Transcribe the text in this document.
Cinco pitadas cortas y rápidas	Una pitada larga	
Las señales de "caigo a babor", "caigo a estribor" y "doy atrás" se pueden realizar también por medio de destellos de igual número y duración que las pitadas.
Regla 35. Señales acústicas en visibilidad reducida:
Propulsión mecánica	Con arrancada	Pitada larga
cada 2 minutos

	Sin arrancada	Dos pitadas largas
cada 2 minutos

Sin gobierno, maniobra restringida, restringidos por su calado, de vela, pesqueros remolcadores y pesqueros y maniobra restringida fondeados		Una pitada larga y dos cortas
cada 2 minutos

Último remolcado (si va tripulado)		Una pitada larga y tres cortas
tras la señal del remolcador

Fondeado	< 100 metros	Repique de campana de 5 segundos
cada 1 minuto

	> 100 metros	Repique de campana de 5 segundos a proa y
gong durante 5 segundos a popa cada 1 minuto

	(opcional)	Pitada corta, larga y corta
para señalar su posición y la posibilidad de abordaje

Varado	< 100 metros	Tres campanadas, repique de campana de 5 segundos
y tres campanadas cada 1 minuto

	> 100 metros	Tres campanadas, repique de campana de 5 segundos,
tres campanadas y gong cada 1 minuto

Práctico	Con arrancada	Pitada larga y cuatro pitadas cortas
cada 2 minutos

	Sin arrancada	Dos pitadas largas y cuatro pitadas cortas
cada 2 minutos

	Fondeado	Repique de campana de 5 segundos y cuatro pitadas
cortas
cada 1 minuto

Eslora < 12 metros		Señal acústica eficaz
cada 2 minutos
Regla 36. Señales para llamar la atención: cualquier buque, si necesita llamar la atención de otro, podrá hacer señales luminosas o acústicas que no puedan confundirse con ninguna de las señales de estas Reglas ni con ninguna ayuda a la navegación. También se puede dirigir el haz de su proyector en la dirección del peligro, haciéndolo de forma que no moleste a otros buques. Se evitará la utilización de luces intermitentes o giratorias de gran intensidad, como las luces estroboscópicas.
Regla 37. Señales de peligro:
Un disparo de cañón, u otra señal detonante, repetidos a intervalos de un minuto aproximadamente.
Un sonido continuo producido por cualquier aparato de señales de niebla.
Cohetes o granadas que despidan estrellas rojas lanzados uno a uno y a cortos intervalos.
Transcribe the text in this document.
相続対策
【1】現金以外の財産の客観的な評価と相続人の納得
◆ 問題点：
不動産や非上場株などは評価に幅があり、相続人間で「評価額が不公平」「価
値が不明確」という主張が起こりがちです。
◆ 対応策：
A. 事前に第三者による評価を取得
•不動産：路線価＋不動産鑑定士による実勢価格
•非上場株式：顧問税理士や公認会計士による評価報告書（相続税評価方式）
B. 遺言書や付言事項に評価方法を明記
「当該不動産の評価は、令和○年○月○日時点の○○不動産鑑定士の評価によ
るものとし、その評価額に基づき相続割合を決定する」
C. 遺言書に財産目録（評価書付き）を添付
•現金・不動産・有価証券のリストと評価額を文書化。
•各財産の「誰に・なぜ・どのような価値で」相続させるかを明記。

::::::::::

## [Task details]
Pull out every line in the material above where "segundos" occurs.

## [Correct result]
Fondeado	< 100 metros	Repique de campana de 5 segundos
	> 100 metros	Repique de campana de 5 segundos a proa y
gong durante 5 segundos a popa cada 1 minuto
Varado	< 100 metros	Tres campanadas, repique de campana de 5 segundos
	> 100 metros	Tres campanadas, repique de campana de 5 segundos,
	Fondeado	Repique de campana de 5 segundos y cuatro pitadas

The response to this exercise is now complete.